__EXERCISE TASK 1__. Edit the records from the line containing "910, 1504, 959]" through the line containing "276, 900, 325]", replacing "svg-text" with "label" and leaving the rest of those lines unchanged. Give back only those lines.

__SELECTED PASSAGE__.
┄┄┄┄┄┄
• South Korean operator KT has developed its own quantum key distribution (QKD) system
• It generates 300,000 encryption keys per second and can supply them to more than 70,000 encryption devices every minute
• Home-grown Korean technology either matches or exceeds the performance of equipment from global manufacturers, reckons KT 

South Korean telco KT Corp says its scientists have independently developed the country’s fastest quantum key distribution (QKD) system. KT says the home-grown new system can generate 300,000 encryption keys per second, twice its previous rate, and is a major step forward in quantum communication technology. 

A company spokesperson commented, “This is the fastest QKD system developed using domestic [Korean] technology. Once deployed, it can supply quantum keys to more than 70,000 encryption devices every minute.”

With cybersecurity threats increasingly pervasive and dangerous, and with the era of available and reliable quantum computers now on the horizon, the public key cryptography currently used to protect sensitive data will soon be rendered inherently insecure. 

Quantum-safe networking (QSN) is the solution to this massive problem and QKD enables it. The technology is a method of distributing quantum-secure encryption keys between parties and, rather than relying on mathematical computations, it applies the quantum properties of photons, including polarisation and entanglement, to generate secure random keys for encrypting and decrypting data.

A QKD system comprises a transmitter (usually a laser), a receiver (photon detectors) and a quantum channel (commonly a fibre optic cable). Such a system ensures that QKD-protected transmissions cannot be intercepted and decrypted by bad actor attacks – even if made with their own quantum computers. Because simply observing a particle instantly alters its quantum state, QKD detects any attempts to interfere with data, rendering the information defunct whilst revealing the presence of an intruder and alerting the authorised users. In essence, the properties of quantum mechanics exploited by QKD systems make the duplication of cryptographic key distribution impossible on physical lines (as far as we are currently aware).

KT is proud that its quantum cryptographic communication technology not only provides the fastest speed among quantum key distribution systems made with Korean domestic technology but also matches the performance of equipment from global manufacturers.
┄┄┄┄┄┄
__DATA EXTRACT__.
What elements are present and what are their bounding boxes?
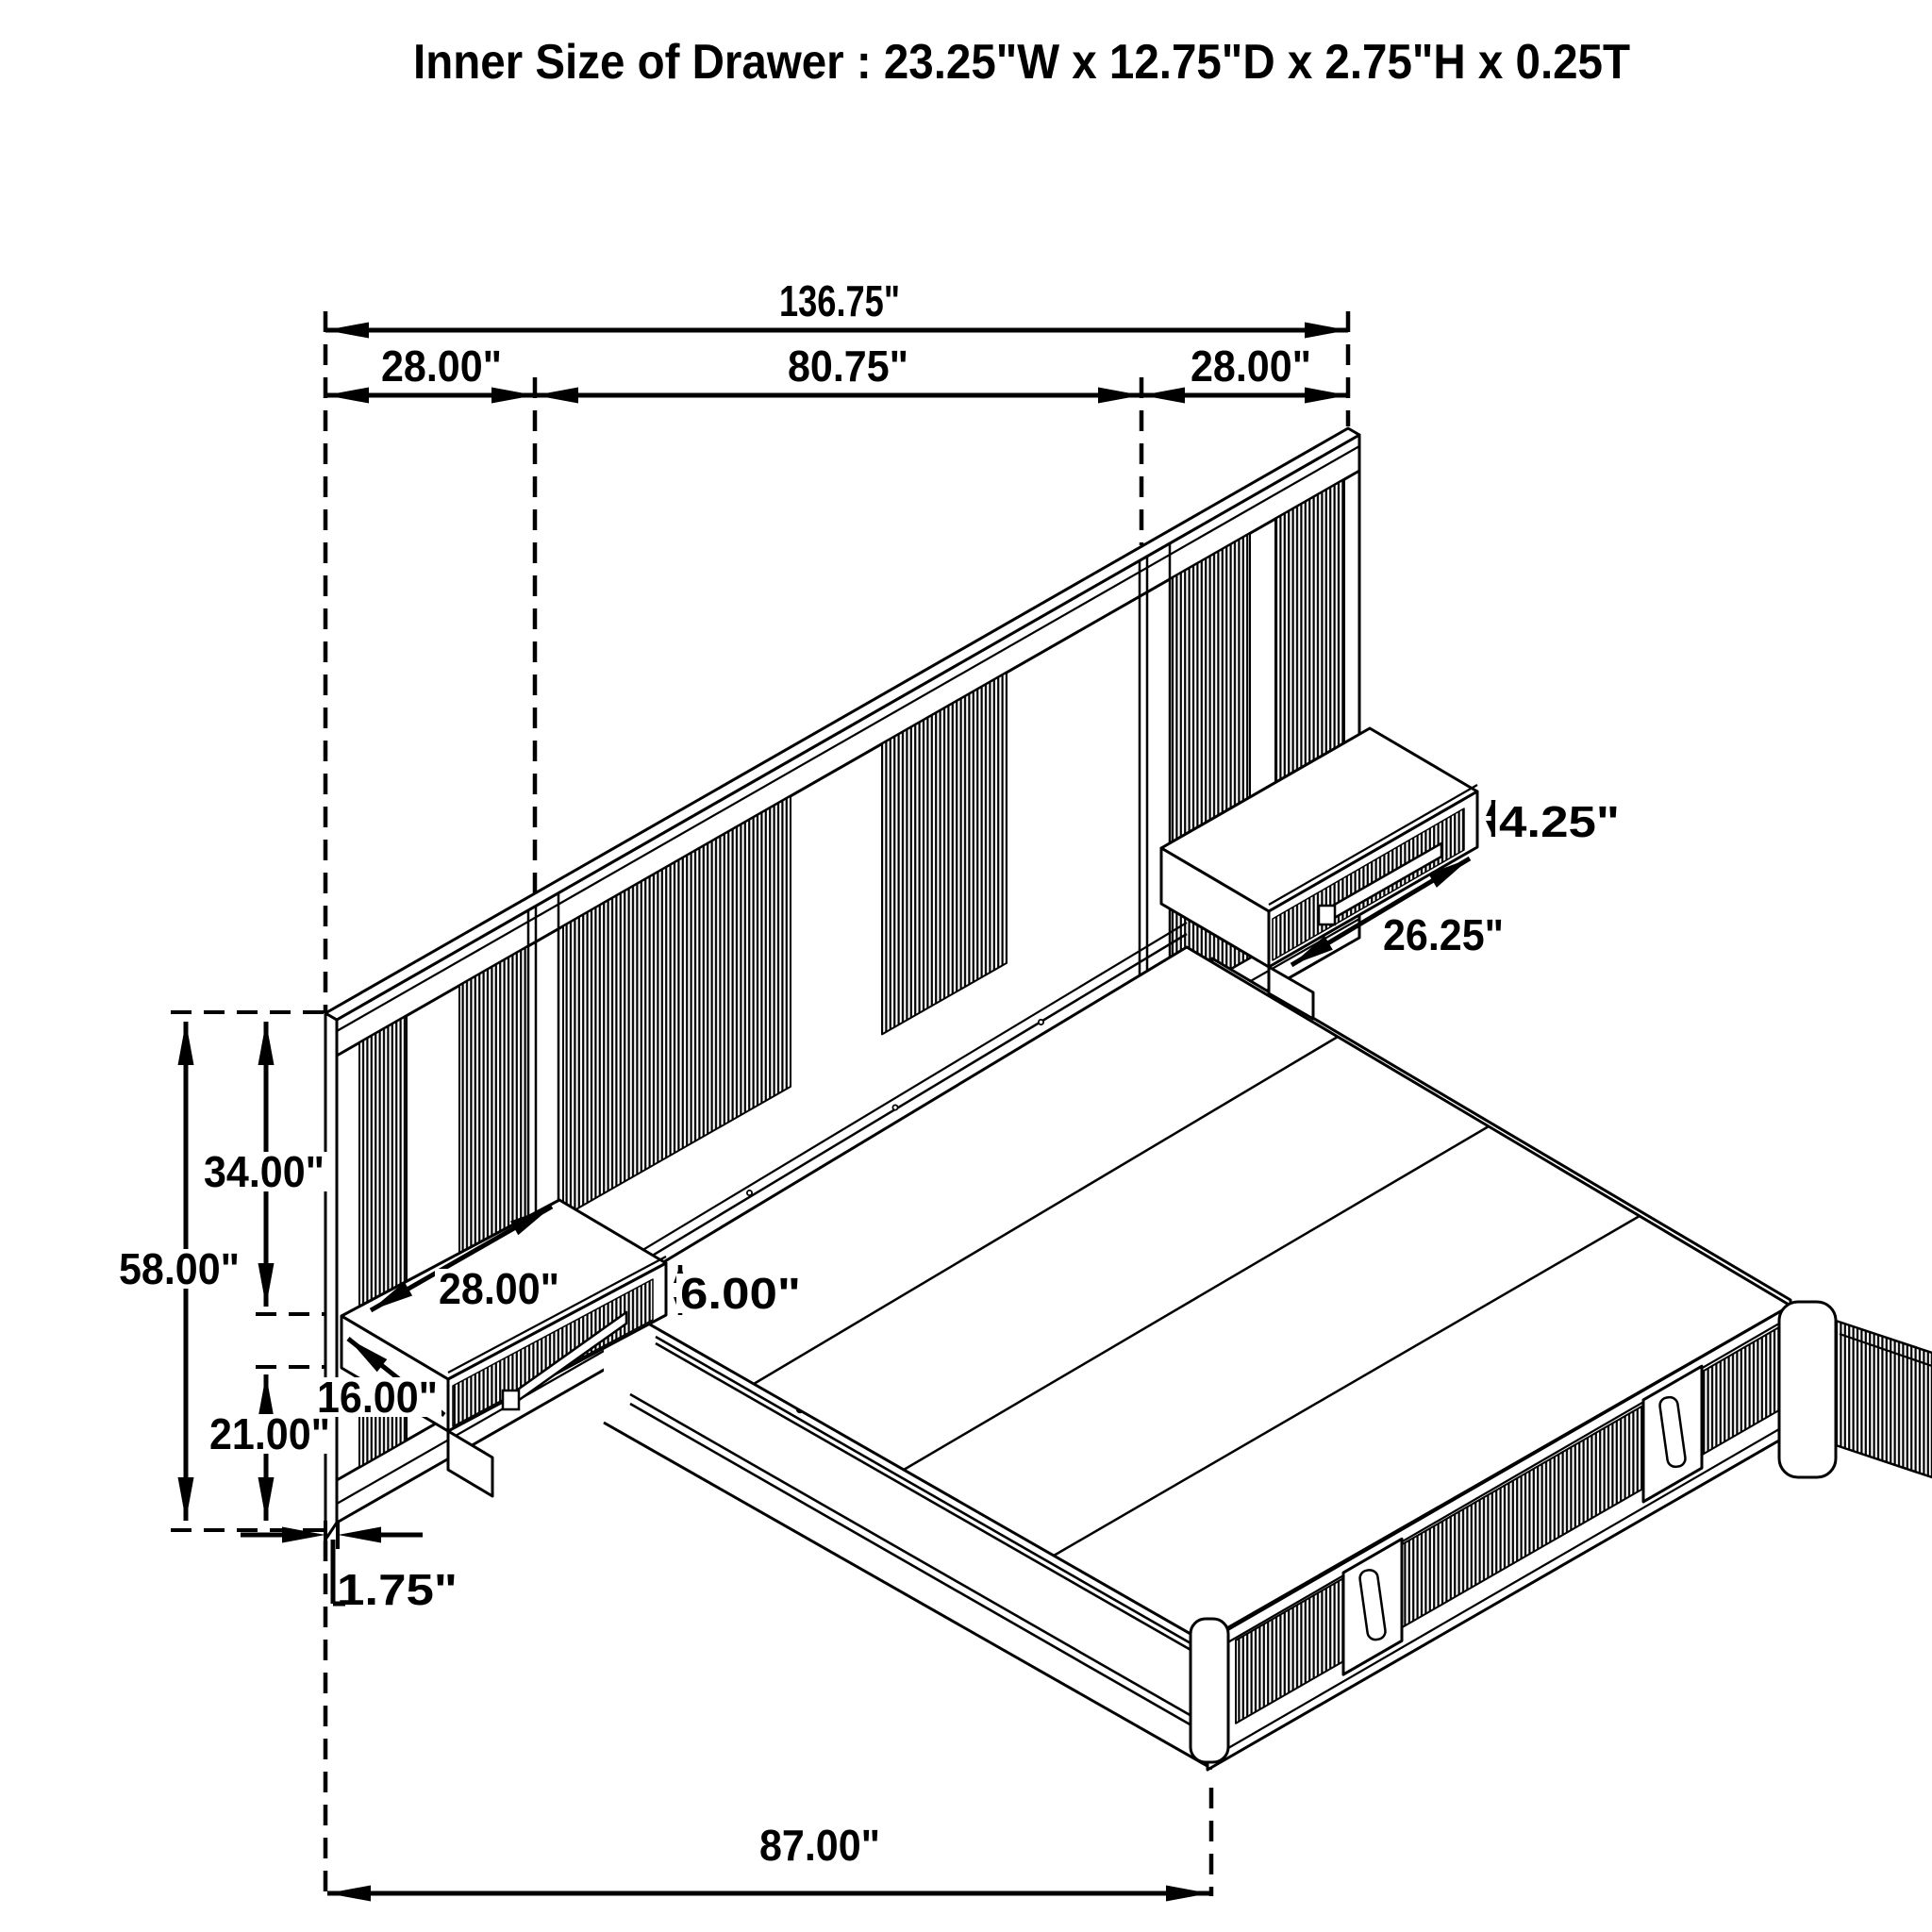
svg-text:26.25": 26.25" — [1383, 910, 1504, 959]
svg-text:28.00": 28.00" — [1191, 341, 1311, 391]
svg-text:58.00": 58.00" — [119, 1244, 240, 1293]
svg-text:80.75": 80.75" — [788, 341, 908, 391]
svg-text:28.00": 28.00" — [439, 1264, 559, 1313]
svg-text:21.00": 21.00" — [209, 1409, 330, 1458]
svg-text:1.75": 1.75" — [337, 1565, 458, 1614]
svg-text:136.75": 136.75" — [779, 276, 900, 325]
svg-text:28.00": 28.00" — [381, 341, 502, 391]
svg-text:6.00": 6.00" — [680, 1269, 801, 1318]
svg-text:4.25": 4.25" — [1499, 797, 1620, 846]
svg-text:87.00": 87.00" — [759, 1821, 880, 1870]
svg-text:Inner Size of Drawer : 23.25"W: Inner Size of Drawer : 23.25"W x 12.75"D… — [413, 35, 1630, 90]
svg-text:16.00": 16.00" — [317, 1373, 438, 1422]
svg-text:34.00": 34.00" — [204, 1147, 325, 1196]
┄┄┄┄┄┄
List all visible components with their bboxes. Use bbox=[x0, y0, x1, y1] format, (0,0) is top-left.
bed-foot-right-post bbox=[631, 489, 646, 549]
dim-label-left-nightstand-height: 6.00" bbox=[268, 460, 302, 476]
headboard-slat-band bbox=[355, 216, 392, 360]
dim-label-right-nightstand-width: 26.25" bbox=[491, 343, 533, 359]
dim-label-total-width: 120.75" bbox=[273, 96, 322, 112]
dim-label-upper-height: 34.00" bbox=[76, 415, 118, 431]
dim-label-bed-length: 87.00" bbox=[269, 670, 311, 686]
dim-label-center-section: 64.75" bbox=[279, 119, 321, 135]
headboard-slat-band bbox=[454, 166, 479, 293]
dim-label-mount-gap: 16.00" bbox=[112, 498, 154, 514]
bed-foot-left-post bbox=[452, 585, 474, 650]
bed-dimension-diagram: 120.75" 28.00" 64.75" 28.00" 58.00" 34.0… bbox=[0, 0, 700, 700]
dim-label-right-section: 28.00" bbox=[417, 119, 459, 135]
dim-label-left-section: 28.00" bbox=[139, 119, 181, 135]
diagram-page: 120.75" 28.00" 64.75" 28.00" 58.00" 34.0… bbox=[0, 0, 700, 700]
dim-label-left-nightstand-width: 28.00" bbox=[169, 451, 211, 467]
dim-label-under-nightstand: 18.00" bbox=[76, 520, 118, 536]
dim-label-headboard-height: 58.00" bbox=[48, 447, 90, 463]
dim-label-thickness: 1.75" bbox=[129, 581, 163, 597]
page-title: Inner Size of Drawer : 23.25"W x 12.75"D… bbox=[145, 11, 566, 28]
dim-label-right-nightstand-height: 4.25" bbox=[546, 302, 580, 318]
┄┄┄┄┄┄
__EXERCISE TASK 2__.
Answer these questions about the passage on KT's quantum key distribution system.
(a) How many encryption keys per second can the new system generate?
(b) What three parts make up a QKD system?
(c) To how many encryption devices can the system supply quantum keys every minute?

__CORRECT RESULT 1__.
label:26.25": 26.25" — [1383, 910, 1504, 959]
label:28.00": 28.00" — [1191, 341, 1311, 391]
label:58.00": 58.00" — [119, 1244, 240, 1293]
label:80.75": 80.75" — [788, 341, 908, 391]
label:28.00": 28.00" — [439, 1264, 559, 1313]
label:21.00": 21.00" — [209, 1409, 330, 1458]
label:1.75": 1.75" — [337, 1565, 458, 1614]
label:136.75": 136.75" — [779, 276, 900, 325]

__CORRECT RESULT 2__.
(a) 300,000 encryption keys per second.
(b) A transmitter (usually a laser), a receiver (photon detectors) and a quantum channel.
(c) More than 70,000.